* start *

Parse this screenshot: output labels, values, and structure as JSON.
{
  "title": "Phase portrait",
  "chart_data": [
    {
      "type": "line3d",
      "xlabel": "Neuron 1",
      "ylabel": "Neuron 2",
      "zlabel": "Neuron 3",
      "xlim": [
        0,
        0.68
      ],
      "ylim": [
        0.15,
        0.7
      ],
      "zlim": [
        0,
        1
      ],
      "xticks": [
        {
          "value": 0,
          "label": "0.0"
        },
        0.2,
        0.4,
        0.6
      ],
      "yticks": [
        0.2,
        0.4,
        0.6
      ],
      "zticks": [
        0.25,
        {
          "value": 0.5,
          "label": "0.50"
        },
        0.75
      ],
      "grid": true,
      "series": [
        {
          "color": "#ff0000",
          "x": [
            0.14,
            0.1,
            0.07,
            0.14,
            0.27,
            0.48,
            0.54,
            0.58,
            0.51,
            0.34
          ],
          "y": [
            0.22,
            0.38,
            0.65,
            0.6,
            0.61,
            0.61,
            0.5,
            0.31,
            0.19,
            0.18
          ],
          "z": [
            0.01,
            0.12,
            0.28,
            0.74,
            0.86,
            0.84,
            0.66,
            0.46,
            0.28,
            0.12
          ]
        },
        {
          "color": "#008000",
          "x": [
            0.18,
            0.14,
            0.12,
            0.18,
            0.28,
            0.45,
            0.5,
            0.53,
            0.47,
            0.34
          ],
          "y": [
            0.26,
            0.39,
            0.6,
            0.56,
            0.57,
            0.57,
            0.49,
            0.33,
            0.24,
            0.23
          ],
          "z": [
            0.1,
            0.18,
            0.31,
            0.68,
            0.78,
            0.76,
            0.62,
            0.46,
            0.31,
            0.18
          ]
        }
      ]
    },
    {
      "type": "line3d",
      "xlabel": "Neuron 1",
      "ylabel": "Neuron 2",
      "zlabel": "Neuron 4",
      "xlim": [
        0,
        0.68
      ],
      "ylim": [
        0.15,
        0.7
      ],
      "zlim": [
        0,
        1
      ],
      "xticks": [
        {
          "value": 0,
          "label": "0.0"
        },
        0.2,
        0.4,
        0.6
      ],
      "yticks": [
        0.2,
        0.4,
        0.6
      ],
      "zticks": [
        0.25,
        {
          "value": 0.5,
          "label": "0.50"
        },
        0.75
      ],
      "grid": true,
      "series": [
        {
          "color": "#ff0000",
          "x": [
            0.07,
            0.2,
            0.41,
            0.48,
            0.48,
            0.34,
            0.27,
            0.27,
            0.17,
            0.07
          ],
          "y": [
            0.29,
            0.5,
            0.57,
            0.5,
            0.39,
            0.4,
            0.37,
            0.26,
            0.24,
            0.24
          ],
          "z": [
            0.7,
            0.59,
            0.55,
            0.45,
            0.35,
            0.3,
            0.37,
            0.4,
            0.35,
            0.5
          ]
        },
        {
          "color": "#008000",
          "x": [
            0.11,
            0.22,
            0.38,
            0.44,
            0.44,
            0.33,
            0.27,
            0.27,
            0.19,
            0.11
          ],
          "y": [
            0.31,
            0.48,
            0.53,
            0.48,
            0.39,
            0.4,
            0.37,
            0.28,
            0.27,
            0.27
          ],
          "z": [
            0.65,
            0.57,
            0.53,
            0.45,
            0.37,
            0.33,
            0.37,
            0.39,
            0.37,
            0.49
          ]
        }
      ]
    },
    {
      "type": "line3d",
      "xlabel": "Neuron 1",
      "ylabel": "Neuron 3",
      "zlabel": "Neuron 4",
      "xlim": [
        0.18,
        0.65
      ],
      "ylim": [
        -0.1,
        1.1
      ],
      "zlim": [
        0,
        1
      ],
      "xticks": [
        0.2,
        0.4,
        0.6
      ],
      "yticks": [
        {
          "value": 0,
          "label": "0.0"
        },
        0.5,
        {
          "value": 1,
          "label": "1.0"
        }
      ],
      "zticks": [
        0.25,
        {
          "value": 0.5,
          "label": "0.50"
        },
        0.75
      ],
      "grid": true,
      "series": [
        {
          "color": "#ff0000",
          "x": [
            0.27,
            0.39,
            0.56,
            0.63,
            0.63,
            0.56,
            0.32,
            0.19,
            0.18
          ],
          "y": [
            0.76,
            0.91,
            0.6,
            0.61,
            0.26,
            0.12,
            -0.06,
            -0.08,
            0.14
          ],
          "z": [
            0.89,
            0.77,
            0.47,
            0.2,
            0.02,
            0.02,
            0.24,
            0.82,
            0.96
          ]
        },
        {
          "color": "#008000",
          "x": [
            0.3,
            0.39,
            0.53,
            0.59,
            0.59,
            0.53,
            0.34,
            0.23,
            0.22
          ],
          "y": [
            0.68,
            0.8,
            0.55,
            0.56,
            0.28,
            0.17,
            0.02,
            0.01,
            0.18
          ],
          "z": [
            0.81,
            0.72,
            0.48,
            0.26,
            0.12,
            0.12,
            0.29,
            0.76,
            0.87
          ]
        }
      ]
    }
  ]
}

* end *

» **GOAL**
Without changing a word, restate the whole listing.

» **RESULT BELOW**
Parse this screenshot: output labels, values, and structure as JSON.
{
  "title": "Phase portrait",
  "chart_data": [
    {
      "type": "line3d",
      "xlabel": "Neuron 1",
      "ylabel": "Neuron 2",
      "zlabel": "Neuron 3",
      "xlim": [
        0,
        0.68
      ],
      "ylim": [
        0.15,
        0.7
      ],
      "zlim": [
        0,
        1
      ],
      "xticks": [
        {
          "value": 0,
          "label": "0.0"
        },
        0.2,
        0.4,
        0.6
      ],
      "yticks": [
        0.2,
        0.4,
        0.6
      ],
      "zticks": [
        0.25,
        {
          "value": 0.5,
          "label": "0.50"
        },
        0.75
      ],
      "grid": true,
      "series": [
        {
          "color": "#ff0000",
          "x": [
            0.14,
            0.1,
            0.07,
            0.14,
            0.27,
            0.48,
            0.54,
            0.58,
            0.51,
            0.34
          ],
          "y": [
            0.22,
            0.38,
            0.65,
            0.6,
            0.61,
            0.61,
            0.5,
            0.31,
            0.19,
            0.18
          ],
          "z": [
            0.01,
            0.12,
            0.28,
            0.74,
            0.86,
            0.84,
            0.66,
            0.46,
            0.28,
            0.12
          ]
        },
        {
          "color": "#008000",
          "x": [
            0.18,
            0.14,
            0.12,
            0.18,
            0.28,
            0.45,
            0.5,
            0.53,
            0.47,
            0.34
          ],
          "y": [
            0.26,
            0.39,
            0.6,
            0.56,
            0.57,
            0.57,
            0.49,
            0.33,
            0.24,
            0.23
          ],
          "z": [
            0.1,
            0.18,
            0.31,
            0.68,
            0.78,
            0.76,
            0.62,
            0.46,
            0.31,
            0.18
          ]
        }
      ]
    },
    {
      "type": "line3d",
      "xlabel": "Neuron 1",
      "ylabel": "Neuron 2",
      "zlabel": "Neuron 4",
      "xlim": [
        0,
        0.68
      ],
      "ylim": [
        0.15,
        0.7
      ],
      "zlim": [
        0,
        1
      ],
      "xticks": [
        {
          "value": 0,
          "label": "0.0"
        },
        0.2,
        0.4,
        0.6
      ],
      "yticks": [
        0.2,
        0.4,
        0.6
      ],
      "zticks": [
        0.25,
        {
          "value": 0.5,
          "label": "0.50"
        },
        0.75
      ],
      "grid": true,
      "series": [
        {
          "color": "#ff0000",
          "x": [
            0.07,
            0.2,
            0.41,
            0.48,
            0.48,
            0.34,
            0.27,
            0.27,
            0.17,
            0.07
          ],
          "y": [
            0.29,
            0.5,
            0.57,
            0.5,
            0.39,
            0.4,
            0.37,
            0.26,
            0.24,
            0.24
          ],
          "z": [
            0.7,
            0.59,
            0.55,
            0.45,
            0.35,
            0.3,
            0.37,
            0.4,
            0.35,
            0.5
          ]
        },
        {
          "color": "#008000",
          "x": [
            0.11,
            0.22,
            0.38,
            0.44,
            0.44,
            0.33,
            0.27,
            0.27,
            0.19,
            0.11
          ],
          "y": [
            0.31,
            0.48,
            0.53,
            0.48,
            0.39,
            0.4,
            0.37,
            0.28,
            0.27,
            0.27
          ],
          "z": [
            0.65,
            0.57,
            0.53,
            0.45,
            0.37,
            0.33,
            0.37,
            0.39,
            0.37,
            0.49
          ]
        }
      ]
    },
    {
      "type": "line3d",
      "xlabel": "Neuron 1",
      "ylabel": "Neuron 3",
      "zlabel": "Neuron 4",
      "xlim": [
        0.18,
        0.65
      ],
      "ylim": [
        -0.1,
        1.1
      ],
      "zlim": [
        0,
        1
      ],
      "xticks": [
        0.2,
        0.4,
        0.6
      ],
      "yticks": [
        {
          "value": 0,
          "label": "0.0"
        },
        0.5,
        {
          "value": 1,
          "label": "1.0"
        }
      ],
      "zticks": [
        0.25,
        {
          "value": 0.5,
          "label": "0.50"
        },
        0.75
      ],
      "grid": true,
      "series": [
        {
          "color": "#ff0000",
          "x": [
            0.27,
            0.39,
            0.56,
            0.63,
            0.63,
            0.56,
            0.32,
            0.19,
            0.18
          ],
          "y": [
            0.76,
            0.91,
            0.6,
            0.61,
            0.26,
            0.12,
            -0.06,
            -0.08,
            0.14
          ],
          "z": [
            0.89,
            0.77,
            0.47,
            0.2,
            0.02,
            0.02,
            0.24,
            0.82,
            0.96
          ]
        },
        {
          "color": "#008000",
          "x": [
            0.3,
            0.39,
            0.53,
            0.59,
            0.59,
            0.53,
            0.34,
            0.23,
            0.22
          ],
          "y": [
            0.68,
            0.8,
            0.55,
            0.56,
            0.28,
            0.17,
            0.02,
            0.01,
            0.18
          ],
          "z": [
            0.81,
            0.72,
            0.48,
            0.26,
            0.12,
            0.12,
            0.29,
            0.76,
            0.87
          ]
        }
      ]
    }
  ]
}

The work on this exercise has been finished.